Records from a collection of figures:
★ ★ ★ ★

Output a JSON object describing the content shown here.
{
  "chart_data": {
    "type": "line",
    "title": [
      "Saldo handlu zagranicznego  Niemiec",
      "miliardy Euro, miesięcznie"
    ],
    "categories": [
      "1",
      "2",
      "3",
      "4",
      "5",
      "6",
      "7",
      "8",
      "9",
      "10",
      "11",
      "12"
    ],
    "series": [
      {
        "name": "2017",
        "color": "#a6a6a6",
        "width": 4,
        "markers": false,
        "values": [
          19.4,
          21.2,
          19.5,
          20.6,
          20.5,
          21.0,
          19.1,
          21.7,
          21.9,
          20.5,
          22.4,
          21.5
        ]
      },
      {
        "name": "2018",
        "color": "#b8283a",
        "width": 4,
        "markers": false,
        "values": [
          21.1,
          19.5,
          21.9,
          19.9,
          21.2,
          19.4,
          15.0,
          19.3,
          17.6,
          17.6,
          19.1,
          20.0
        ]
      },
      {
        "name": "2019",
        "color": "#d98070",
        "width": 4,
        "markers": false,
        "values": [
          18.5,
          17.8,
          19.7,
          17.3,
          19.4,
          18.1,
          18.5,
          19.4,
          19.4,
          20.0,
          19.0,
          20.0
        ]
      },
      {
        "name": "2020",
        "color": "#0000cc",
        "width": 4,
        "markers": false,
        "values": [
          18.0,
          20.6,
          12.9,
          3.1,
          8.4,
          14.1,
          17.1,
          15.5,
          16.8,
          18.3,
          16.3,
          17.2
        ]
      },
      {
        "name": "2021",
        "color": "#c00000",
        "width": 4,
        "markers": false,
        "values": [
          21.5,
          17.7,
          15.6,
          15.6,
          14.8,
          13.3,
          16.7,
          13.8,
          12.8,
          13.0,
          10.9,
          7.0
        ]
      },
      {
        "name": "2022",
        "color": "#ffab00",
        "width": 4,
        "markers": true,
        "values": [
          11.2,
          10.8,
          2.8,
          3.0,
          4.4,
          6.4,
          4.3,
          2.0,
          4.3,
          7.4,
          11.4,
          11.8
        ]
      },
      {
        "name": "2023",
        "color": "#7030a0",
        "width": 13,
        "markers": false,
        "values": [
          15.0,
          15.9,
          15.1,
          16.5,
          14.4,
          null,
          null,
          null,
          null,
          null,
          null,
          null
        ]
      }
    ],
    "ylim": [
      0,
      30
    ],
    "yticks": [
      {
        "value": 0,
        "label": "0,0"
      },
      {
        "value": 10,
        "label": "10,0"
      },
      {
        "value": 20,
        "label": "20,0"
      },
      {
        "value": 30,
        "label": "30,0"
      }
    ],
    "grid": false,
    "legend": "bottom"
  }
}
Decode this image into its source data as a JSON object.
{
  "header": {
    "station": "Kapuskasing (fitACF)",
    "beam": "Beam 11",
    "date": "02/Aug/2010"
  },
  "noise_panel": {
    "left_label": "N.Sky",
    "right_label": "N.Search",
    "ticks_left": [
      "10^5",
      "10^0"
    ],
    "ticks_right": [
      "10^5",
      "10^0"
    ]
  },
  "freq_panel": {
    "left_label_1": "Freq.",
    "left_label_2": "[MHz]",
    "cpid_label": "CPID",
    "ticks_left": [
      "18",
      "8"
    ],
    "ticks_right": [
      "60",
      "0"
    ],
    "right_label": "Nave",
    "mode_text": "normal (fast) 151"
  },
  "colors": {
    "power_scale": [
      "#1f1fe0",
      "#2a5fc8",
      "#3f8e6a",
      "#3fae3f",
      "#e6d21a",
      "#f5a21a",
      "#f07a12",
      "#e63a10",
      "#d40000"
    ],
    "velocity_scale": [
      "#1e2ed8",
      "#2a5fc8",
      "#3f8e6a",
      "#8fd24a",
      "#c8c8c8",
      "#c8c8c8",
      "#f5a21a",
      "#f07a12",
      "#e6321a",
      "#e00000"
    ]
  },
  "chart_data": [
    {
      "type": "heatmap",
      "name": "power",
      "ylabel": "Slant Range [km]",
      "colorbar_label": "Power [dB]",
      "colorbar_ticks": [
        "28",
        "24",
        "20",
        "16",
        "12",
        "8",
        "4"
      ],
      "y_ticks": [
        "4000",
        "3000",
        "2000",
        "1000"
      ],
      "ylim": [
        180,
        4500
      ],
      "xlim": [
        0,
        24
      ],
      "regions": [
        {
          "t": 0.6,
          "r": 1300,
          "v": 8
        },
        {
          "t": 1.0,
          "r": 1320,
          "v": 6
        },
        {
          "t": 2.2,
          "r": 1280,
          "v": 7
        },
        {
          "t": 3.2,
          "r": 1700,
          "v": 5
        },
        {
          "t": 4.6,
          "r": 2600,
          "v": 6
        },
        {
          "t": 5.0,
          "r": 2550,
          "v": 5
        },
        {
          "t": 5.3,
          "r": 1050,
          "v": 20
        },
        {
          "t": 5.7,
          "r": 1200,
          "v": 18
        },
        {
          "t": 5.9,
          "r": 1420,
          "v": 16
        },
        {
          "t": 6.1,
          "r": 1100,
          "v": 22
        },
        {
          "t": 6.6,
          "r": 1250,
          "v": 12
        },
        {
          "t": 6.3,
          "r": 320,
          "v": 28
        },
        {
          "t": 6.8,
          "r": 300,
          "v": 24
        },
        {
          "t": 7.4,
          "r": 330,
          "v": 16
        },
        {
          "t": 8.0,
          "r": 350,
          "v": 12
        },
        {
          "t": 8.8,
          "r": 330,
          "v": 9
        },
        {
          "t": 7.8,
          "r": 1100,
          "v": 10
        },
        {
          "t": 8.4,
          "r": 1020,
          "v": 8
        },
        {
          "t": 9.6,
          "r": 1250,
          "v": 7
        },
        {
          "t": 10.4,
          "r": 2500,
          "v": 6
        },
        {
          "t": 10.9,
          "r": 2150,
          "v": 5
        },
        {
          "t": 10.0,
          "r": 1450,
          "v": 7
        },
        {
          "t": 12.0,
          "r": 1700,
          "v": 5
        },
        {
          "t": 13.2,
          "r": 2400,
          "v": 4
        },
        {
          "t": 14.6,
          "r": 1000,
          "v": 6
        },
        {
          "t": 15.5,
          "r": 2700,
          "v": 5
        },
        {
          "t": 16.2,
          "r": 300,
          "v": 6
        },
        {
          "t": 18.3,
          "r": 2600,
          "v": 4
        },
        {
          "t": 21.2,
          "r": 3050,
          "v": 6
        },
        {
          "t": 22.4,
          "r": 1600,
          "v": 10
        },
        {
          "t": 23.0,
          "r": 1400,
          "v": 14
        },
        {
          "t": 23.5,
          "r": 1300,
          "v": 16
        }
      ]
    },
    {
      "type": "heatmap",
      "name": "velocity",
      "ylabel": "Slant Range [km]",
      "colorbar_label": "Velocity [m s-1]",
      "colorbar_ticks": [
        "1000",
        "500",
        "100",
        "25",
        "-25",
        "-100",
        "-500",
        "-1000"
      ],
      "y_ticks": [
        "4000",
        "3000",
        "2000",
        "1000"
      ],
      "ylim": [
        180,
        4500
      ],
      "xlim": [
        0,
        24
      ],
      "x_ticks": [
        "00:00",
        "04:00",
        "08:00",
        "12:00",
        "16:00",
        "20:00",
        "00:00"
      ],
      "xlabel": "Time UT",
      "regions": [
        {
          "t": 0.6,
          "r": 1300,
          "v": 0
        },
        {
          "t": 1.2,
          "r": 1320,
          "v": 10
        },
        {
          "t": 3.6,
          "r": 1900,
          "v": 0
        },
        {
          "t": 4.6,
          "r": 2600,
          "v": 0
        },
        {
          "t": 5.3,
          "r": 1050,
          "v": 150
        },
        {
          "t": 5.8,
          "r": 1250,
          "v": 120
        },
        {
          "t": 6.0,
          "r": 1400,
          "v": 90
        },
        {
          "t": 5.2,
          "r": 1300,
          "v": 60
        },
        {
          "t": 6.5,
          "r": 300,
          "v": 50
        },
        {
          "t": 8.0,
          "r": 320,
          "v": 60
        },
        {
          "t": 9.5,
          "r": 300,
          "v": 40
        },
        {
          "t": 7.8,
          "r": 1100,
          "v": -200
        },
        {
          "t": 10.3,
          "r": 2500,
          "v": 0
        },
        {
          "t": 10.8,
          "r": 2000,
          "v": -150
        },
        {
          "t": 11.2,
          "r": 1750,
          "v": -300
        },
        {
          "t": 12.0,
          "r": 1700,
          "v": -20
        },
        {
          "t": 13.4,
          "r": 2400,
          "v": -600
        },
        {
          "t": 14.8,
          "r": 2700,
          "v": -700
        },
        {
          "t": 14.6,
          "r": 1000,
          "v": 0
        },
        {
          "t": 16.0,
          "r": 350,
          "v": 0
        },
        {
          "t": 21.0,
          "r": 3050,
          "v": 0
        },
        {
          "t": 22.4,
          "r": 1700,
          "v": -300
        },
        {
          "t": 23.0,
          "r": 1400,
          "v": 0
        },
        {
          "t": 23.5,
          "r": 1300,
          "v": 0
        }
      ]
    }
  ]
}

★ ★ ★ ★

Lines of the material that contain the word "name" are to be gathered.

        "name": "2017",
        "name": "2018",
        "name": "2019",
        "name": "2020",
        "name": "2021",
        "name": "2022",
        "name": "2023",
      "name": "power",
      "name": "velocity",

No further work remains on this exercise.